Given entries |
※

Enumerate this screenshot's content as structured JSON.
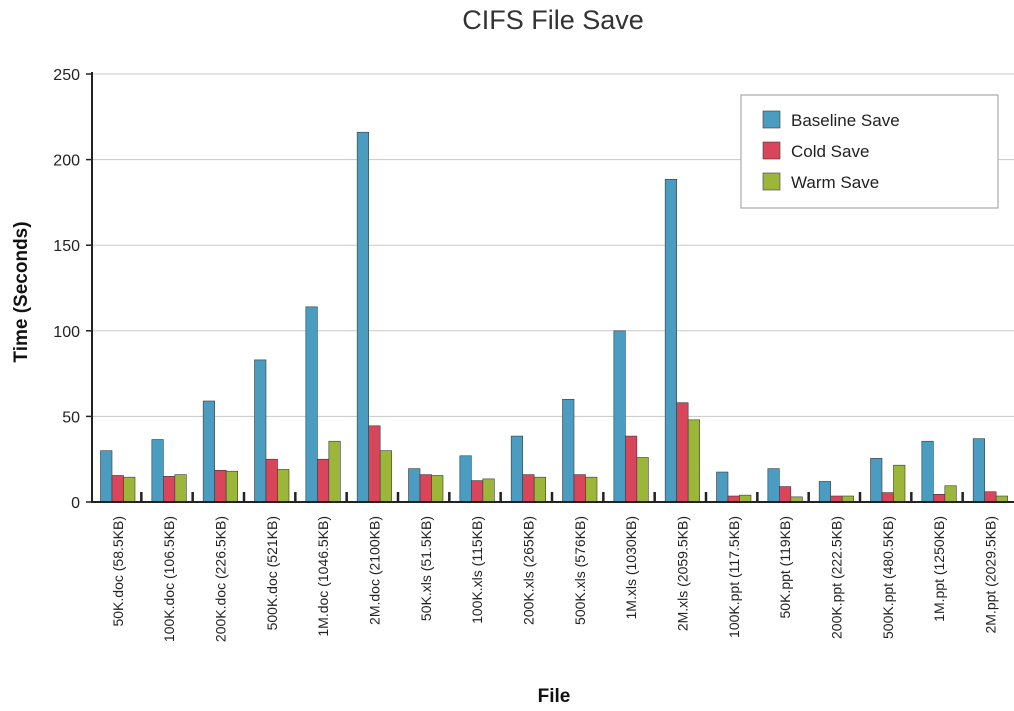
{
  "colors": {
    "baseline": "#4a9cc0",
    "cold": "#d9455a",
    "warm": "#9cb63a",
    "grid": "#c8c8c8",
    "axis": "#222222"
  },
  "chart_data": {
    "type": "bar",
    "title": "CIFS File Save",
    "xlabel": "File",
    "ylabel": "Time (Seconds)",
    "ylim": [
      0,
      250
    ],
    "yticks": [
      0,
      50,
      100,
      150,
      200,
      250
    ],
    "grid": true,
    "legend_position": "top-right",
    "categories": [
      "50K.doc (58.5KB)",
      "100K.doc (106.5KB)",
      "200K.doc (226.5KB)",
      "500K.doc (521KB)",
      "1M.doc (1046.5KB)",
      "2M.doc (2100KB)",
      "50K.xls (51.5KB)",
      "100K.xls (115KB)",
      "200K.xls (265KB)",
      "500K.xls (576KB)",
      "1M.xls (1030KB)",
      "2M.xls (2059.5KB)",
      "100K.ppt (117.5KB)",
      "50K.ppt (119KB)",
      "200K.ppt (222.5KB)",
      "500K.ppt (480.5KB)",
      "1M.ppt (1250KB)",
      "2M.ppt (2029.5KB)"
    ],
    "series": [
      {
        "name": "Baseline Save",
        "color_key": "baseline",
        "values": [
          30,
          36.5,
          59,
          83,
          114,
          216,
          19.5,
          27,
          38.5,
          60,
          100,
          188.5,
          17.5,
          19.5,
          12,
          25.5,
          35.5,
          37
        ]
      },
      {
        "name": "Cold Save",
        "color_key": "cold",
        "values": [
          15.5,
          15,
          18.5,
          25,
          25,
          44.5,
          16,
          12.5,
          16,
          16,
          38.5,
          58,
          3.5,
          9,
          3.5,
          5.5,
          4.5,
          6
        ]
      },
      {
        "name": "Warm Save",
        "color_key": "warm",
        "values": [
          14.5,
          16,
          18,
          19,
          35.5,
          30,
          15.5,
          13.5,
          14.5,
          14.5,
          26,
          48,
          4,
          3,
          3.5,
          21.5,
          9.5,
          3.5
        ]
      }
    ]
  }
}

※

To be done | Determine how many lines contain the word "Save" and reply with that number alone.

Final answer | 4